[Opening PASSAGE PROVIDED section]

In fact, Forché actually did dine with a high-ranking officer in General Humberto Romero’s military regime in 1978. And, in fact, the officer did pour a bag of human ears onto the table. And though it was denied at the time that Salvadoran soldiers cut the ears off dead rebels, in 1986, Doug Farrah (of The Washington Post ) wrote an article for the New York Times about Salvadoran soldiers he interviewed who told him they did practice cutting off ears in order to verify enemy casualties to their commanders.
“The Colonel” is like a tiny documentary. Forché writes so flatly, so unemotionally, it is the facts that stun us, not the language. She elaborates on nothing. (There are only two “poetic” lines in the poem—the line “The moon swung bare on its black cord over the house,” which makes you think of a hanged man and introduces a sense of foreboding, and the simile of the ears looking like dried peach halves. You feel, while reading the poem, as if You Are There, like those of us felt who watched Walter Cronkite’s CBS program of that name (which reenacted historical events using the format of a news report).
In the poem, Forché draws us immediately into the scene with “WHAT YOU HAVE HEARD IS TRUE”—all caps for emphasis. Terse, clipped sentences follow. The scene is very civilized. Everything is ordinary. The dogs. Lamb. Bread. Wine. The t.v. But there’s also the pistol on the cushion. The grates on the windows. Ominous, but so casually mentioned.

[Closing PASSAGE PROVIDED section]
[Opening STUDY MATERIAL section]

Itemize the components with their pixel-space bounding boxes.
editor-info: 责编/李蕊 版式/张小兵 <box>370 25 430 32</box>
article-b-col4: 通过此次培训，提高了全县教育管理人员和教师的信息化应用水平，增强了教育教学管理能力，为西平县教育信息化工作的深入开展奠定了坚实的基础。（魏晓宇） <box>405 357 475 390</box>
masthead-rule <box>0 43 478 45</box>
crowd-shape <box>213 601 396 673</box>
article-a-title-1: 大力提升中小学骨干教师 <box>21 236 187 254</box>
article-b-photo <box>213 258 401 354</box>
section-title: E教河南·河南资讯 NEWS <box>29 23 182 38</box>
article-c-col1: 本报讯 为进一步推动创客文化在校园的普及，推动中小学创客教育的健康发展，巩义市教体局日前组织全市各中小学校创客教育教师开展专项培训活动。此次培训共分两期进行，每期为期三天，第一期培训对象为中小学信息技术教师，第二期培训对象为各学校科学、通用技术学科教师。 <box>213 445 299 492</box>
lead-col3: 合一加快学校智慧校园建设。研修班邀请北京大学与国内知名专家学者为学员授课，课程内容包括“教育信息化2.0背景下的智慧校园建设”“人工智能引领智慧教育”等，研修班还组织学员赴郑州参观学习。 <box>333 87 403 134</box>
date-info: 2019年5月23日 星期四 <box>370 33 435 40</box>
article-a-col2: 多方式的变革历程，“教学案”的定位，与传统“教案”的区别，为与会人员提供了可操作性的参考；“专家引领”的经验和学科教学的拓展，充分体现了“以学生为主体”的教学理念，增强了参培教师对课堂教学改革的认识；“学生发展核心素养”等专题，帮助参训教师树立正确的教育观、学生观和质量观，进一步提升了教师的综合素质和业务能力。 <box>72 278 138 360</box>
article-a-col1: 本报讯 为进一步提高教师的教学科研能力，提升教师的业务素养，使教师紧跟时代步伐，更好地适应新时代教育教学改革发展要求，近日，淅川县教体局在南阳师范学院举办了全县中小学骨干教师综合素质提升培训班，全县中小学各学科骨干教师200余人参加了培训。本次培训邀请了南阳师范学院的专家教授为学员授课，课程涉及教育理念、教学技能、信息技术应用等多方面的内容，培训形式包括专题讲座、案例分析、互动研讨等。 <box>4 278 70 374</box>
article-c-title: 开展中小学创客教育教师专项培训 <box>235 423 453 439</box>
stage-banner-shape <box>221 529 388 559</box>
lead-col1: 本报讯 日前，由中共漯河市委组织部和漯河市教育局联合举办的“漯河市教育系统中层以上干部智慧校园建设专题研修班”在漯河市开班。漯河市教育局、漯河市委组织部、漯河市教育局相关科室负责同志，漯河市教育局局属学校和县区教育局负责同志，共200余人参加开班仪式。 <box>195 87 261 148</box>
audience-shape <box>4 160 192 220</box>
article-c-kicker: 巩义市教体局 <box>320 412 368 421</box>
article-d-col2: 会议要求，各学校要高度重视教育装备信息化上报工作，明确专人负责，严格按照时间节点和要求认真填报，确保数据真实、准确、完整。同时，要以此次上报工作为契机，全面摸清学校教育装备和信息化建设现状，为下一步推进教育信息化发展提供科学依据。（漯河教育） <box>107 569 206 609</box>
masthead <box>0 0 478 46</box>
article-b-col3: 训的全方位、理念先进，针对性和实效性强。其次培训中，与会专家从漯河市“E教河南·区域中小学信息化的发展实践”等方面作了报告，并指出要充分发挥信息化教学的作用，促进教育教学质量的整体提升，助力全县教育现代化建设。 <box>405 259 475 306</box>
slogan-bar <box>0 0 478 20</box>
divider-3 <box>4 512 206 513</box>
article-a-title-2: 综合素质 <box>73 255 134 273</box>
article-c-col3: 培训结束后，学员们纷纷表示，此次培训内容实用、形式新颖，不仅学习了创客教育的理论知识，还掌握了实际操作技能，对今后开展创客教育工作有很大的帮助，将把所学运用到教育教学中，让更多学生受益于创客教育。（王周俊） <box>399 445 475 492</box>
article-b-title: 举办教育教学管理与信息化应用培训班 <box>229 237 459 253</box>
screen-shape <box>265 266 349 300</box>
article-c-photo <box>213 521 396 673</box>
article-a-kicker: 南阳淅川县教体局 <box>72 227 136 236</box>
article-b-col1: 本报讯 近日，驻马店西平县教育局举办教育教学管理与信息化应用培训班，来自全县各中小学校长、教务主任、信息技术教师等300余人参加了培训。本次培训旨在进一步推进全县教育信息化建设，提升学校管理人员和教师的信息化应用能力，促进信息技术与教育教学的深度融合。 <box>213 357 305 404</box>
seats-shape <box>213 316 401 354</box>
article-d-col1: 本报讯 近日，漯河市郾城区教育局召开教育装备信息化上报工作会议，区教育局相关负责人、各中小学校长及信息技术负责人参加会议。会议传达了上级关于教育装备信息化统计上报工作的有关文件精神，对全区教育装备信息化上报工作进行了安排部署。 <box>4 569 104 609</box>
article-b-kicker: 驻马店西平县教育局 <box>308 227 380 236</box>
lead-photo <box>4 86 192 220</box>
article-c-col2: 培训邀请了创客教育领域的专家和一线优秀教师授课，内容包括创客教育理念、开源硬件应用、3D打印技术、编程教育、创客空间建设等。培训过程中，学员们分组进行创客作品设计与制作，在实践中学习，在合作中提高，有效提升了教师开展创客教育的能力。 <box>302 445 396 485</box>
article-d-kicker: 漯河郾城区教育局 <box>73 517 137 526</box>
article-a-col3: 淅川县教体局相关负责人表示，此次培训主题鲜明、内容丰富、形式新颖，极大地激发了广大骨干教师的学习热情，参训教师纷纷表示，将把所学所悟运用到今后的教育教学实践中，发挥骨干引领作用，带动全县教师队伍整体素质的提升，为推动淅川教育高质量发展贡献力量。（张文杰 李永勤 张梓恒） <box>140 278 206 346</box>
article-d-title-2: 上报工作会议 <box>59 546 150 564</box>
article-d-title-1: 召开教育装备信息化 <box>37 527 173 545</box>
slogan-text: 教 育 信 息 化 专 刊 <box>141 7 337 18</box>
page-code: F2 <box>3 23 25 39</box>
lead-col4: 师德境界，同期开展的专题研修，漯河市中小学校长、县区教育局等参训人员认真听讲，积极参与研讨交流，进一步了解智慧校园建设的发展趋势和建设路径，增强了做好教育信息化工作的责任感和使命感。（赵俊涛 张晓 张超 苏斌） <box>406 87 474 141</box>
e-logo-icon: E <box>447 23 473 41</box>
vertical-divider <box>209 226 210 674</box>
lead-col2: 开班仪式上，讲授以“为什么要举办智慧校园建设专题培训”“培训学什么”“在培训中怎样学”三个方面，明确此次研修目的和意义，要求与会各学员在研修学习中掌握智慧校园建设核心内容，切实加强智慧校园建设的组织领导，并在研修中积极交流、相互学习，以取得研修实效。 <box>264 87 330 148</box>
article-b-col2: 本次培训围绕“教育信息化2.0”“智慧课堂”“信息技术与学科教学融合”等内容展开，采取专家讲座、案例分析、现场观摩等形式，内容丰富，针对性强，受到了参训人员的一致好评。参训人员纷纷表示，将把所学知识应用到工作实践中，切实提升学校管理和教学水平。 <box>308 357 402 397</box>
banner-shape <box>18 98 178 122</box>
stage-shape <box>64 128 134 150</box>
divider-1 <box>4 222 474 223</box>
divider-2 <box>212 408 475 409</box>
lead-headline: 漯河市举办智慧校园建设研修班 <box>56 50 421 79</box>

[Closing STUDY MATERIAL section]

*BRIEF 1*
From the passage about Forché's poem, copy the part from "In fact, Forché" to "to their commanders.", changing "dine" to "eat".
*BRIEF 2*
According to the passage about Forché's poem, what all-caps words does the poem open with?
The records have no connection to the passage about Forché's poem.

*RESPONSE AREA 1*
In fact, Forché actually did eat with a high-ranking officer in General Humberto Romero’s military regime in 1978. And, in fact, the officer did pour a bag of human ears onto the table. And though it was denied at the time that Salvadoran soldiers cut the ears off dead rebels, in 1986, Doug Farrah (of The Washington Post ) wrote an article for the New York Times about Salvadoran soldiers he interviewed who told him they did practice cutting off ears in order to verify enemy casualties to their commanders.

*RESPONSE AREA 2*
"WHAT YOU HAVE HEARD IS TRUE"